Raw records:
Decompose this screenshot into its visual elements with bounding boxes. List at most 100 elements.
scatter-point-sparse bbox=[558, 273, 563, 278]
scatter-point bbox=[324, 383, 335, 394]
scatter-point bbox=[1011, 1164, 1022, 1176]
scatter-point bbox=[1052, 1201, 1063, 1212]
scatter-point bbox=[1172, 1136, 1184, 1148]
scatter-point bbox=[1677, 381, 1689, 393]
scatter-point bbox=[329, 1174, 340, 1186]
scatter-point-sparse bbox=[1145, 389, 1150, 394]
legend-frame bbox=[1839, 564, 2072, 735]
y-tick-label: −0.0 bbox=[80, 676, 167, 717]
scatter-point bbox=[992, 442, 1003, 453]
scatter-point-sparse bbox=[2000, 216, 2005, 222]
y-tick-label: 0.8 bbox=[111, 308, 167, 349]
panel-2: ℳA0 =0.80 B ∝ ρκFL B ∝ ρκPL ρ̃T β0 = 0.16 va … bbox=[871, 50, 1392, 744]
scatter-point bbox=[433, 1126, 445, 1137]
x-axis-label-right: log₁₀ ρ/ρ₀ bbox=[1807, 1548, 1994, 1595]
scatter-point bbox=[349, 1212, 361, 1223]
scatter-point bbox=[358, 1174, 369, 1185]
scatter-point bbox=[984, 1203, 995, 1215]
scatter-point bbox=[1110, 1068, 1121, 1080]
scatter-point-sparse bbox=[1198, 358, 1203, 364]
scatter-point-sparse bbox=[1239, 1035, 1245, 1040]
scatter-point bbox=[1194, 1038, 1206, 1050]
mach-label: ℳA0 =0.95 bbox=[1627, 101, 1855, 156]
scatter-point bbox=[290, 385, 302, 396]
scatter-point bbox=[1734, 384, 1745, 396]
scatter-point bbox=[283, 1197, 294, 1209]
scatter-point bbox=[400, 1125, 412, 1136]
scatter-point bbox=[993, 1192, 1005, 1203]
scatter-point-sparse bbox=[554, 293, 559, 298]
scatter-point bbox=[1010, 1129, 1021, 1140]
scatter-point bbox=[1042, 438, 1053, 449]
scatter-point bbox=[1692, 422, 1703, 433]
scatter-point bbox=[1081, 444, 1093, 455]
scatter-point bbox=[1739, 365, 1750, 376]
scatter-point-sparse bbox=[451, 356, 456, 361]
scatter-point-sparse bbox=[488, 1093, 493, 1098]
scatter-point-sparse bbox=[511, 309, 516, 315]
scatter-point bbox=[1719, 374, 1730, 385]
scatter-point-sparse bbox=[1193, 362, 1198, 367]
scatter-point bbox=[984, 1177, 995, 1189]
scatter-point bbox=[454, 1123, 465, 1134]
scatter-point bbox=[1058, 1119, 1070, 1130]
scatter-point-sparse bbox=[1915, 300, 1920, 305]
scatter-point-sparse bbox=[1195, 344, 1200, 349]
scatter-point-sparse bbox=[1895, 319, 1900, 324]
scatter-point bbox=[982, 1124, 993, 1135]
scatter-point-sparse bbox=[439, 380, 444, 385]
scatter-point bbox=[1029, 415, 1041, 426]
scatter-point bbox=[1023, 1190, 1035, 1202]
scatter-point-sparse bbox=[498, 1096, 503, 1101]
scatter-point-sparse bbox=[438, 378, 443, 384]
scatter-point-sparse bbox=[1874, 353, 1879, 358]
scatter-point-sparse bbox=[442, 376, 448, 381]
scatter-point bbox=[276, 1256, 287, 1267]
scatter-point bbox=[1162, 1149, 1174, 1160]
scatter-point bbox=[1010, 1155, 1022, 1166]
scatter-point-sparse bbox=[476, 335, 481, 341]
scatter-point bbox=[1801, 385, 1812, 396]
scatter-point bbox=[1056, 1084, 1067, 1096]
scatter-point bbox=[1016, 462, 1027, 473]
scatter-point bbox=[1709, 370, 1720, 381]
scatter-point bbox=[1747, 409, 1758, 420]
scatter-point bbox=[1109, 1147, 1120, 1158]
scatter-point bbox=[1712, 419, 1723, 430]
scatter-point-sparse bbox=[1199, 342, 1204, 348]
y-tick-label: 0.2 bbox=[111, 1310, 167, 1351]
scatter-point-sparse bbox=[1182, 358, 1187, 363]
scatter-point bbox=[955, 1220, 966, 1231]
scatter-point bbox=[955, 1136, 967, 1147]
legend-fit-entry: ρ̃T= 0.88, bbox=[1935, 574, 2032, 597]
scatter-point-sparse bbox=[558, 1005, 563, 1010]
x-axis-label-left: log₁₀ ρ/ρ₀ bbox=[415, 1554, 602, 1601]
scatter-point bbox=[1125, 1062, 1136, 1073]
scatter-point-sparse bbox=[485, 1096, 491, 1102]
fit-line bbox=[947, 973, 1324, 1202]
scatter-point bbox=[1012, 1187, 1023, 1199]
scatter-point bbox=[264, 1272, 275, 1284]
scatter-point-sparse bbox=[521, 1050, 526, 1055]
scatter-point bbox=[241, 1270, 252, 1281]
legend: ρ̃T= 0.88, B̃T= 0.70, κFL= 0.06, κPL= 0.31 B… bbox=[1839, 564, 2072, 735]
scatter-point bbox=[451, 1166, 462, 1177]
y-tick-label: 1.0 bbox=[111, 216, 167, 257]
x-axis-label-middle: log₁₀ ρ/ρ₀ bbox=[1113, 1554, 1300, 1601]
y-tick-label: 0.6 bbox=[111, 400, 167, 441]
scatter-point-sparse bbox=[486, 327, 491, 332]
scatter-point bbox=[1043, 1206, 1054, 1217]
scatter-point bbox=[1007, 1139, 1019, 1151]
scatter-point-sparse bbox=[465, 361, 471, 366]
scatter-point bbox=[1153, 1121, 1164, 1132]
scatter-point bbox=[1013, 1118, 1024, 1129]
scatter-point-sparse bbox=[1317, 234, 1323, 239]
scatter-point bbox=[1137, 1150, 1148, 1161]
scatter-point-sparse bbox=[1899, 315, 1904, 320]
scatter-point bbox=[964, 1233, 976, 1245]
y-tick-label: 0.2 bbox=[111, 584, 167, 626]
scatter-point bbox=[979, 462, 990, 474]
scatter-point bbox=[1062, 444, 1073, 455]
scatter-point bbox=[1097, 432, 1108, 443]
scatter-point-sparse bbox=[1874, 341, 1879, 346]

- [EXERCISE DIRECTIONS] Put every line of the records above into a numbered list, leaving out any blank lines.

- [WRITTEN ANSWER]
1. Decompose this screenshot into its visual elements with bounding boxes. List at most 100 elements.
2. scatter-point-sparse bbox=[558, 273, 563, 278]
3. scatter-point bbox=[324, 383, 335, 394]
4. scatter-point bbox=[1011, 1164, 1022, 1176]
5. scatter-point bbox=[1052, 1201, 1063, 1212]
6. scatter-point bbox=[1172, 1136, 1184, 1148]
7. scatter-point bbox=[1677, 381, 1689, 393]
8. scatter-point bbox=[329, 1174, 340, 1186]
9. scatter-point-sparse bbox=[1145, 389, 1150, 394]
10. legend-frame bbox=[1839, 564, 2072, 735]
11. y-tick-label: −0.0 bbox=[80, 676, 167, 717]
12. scatter-point bbox=[992, 442, 1003, 453]
13. scatter-point-sparse bbox=[2000, 216, 2005, 222]
14. y-tick-label: 0.8 bbox=[111, 308, 167, 349]
15. panel-2: ℳA0 =0.80 B ∝ ρκFL B ∝ ρκPL ρ̃T β0 = 0.16 va … bbox=[871, 50, 1392, 744]
16. scatter-point bbox=[433, 1126, 445, 1137]
17. x-axis-label-right: log₁₀ ρ/ρ₀ bbox=[1807, 1548, 1994, 1595]
18. scatter-point bbox=[349, 1212, 361, 1223]
19. scatter-point bbox=[358, 1174, 369, 1185]
20. scatter-point bbox=[984, 1203, 995, 1215]
21. scatter-point bbox=[1110, 1068, 1121, 1080]
22. scatter-point-sparse bbox=[1198, 358, 1203, 364]
23. scatter-point-sparse bbox=[1239, 1035, 1245, 1040]
24. scatter-point bbox=[1194, 1038, 1206, 1050]
25. mach-label: ℳA0 =0.95 bbox=[1627, 101, 1855, 156]
26. scatter-point bbox=[290, 385, 302, 396]
27. scatter-point bbox=[1734, 384, 1745, 396]
28. scatter-point bbox=[283, 1197, 294, 1209]
29. scatter-point bbox=[400, 1125, 412, 1136]
30. scatter-point bbox=[993, 1192, 1005, 1203]
31. scatter-point-sparse bbox=[554, 293, 559, 298]
32. scatter-point bbox=[1010, 1129, 1021, 1140]
33. scatter-point bbox=[1042, 438, 1053, 449]
34. scatter-point bbox=[1692, 422, 1703, 433]
35. scatter-point bbox=[1081, 444, 1093, 455]
36. scatter-point bbox=[1739, 365, 1750, 376]
37. scatter-point-sparse bbox=[451, 356, 456, 361]
38. scatter-point-sparse bbox=[488, 1093, 493, 1098]
39. scatter-point-sparse bbox=[511, 309, 516, 315]
40. scatter-point bbox=[1719, 374, 1730, 385]
41. scatter-point-sparse bbox=[1193, 362, 1198, 367]
42. scatter-point bbox=[984, 1177, 995, 1189]
43. scatter-point bbox=[454, 1123, 465, 1134]
44. scatter-point bbox=[1058, 1119, 1070, 1130]
45. scatter-point-sparse bbox=[1915, 300, 1920, 305]
46. scatter-point-sparse bbox=[1195, 344, 1200, 349]
47. scatter-point-sparse bbox=[1895, 319, 1900, 324]
48. scatter-point bbox=[982, 1124, 993, 1135]
49. scatter-point-sparse bbox=[439, 380, 444, 385]
50. scatter-point bbox=[1029, 415, 1041, 426]
51. scatter-point bbox=[1023, 1190, 1035, 1202]
52. scatter-point-sparse bbox=[498, 1096, 503, 1101]
53. scatter-point-sparse bbox=[438, 378, 443, 384]
54. scatter-point-sparse bbox=[1874, 353, 1879, 358]
55. scatter-point-sparse bbox=[442, 376, 448, 381]
56. scatter-point bbox=[276, 1256, 287, 1267]
57. scatter-point bbox=[1162, 1149, 1174, 1160]
58. scatter-point bbox=[1010, 1155, 1022, 1166]
59. scatter-point-sparse bbox=[476, 335, 481, 341]
60. scatter-point bbox=[1801, 385, 1812, 396]
61. scatter-point bbox=[1056, 1084, 1067, 1096]
62. scatter-point bbox=[1016, 462, 1027, 473]
63. scatter-point bbox=[1709, 370, 1720, 381]
64. scatter-point bbox=[1747, 409, 1758, 420]
65. scatter-point bbox=[1109, 1147, 1120, 1158]
66. scatter-point bbox=[1712, 419, 1723, 430]
67. scatter-point-sparse bbox=[1199, 342, 1204, 348]
68. y-tick-label: 0.2 bbox=[111, 1310, 167, 1351]
69. scatter-point-sparse bbox=[1182, 358, 1187, 363]
70. scatter-point bbox=[955, 1220, 966, 1231]
71. scatter-point bbox=[955, 1136, 967, 1147]
72. legend-fit-entry: ρ̃T= 0.88, bbox=[1935, 574, 2032, 597]
73. scatter-point-sparse bbox=[558, 1005, 563, 1010]
74. x-axis-label-left: log₁₀ ρ/ρ₀ bbox=[415, 1554, 602, 1601]
75. scatter-point bbox=[1125, 1062, 1136, 1073]
76. scatter-point-sparse bbox=[485, 1096, 491, 1102]
77. fit-line bbox=[947, 973, 1324, 1202]
78. scatter-point bbox=[1012, 1187, 1023, 1199]
79. scatter-point bbox=[264, 1272, 275, 1284]
80. scatter-point-sparse bbox=[521, 1050, 526, 1055]
81. scatter-point bbox=[241, 1270, 252, 1281]
82. legend: ρ̃T= 0.88, B̃T= 0.70, κFL= 0.06, κPL= 0.31 B… bbox=[1839, 564, 2072, 735]
83. scatter-point bbox=[451, 1166, 462, 1177]
84. y-tick-label: 1.0 bbox=[111, 216, 167, 257]
85. x-axis-label-middle: log₁₀ ρ/ρ₀ bbox=[1113, 1554, 1300, 1601]
86. y-tick-label: 0.6 bbox=[111, 400, 167, 441]
87. scatter-point-sparse bbox=[486, 327, 491, 332]
88. scatter-point bbox=[1043, 1206, 1054, 1217]
89. scatter-point bbox=[1007, 1139, 1019, 1151]
90. scatter-point-sparse bbox=[465, 361, 471, 366]
91. scatter-point bbox=[1153, 1121, 1164, 1132]
92. scatter-point bbox=[1013, 1118, 1024, 1129]
93. scatter-point-sparse bbox=[1317, 234, 1323, 239]
94. scatter-point bbox=[1137, 1150, 1148, 1161]
95. scatter-point-sparse bbox=[1899, 315, 1904, 320]
96. scatter-point bbox=[964, 1233, 976, 1245]
97. y-tick-label: 0.2 bbox=[111, 584, 167, 626]
98. scatter-point bbox=[979, 462, 990, 474]
99. scatter-point bbox=[1062, 444, 1073, 455]
100. scatter-point bbox=[1097, 432, 1108, 443]
101. scatter-point-sparse bbox=[1874, 341, 1879, 346]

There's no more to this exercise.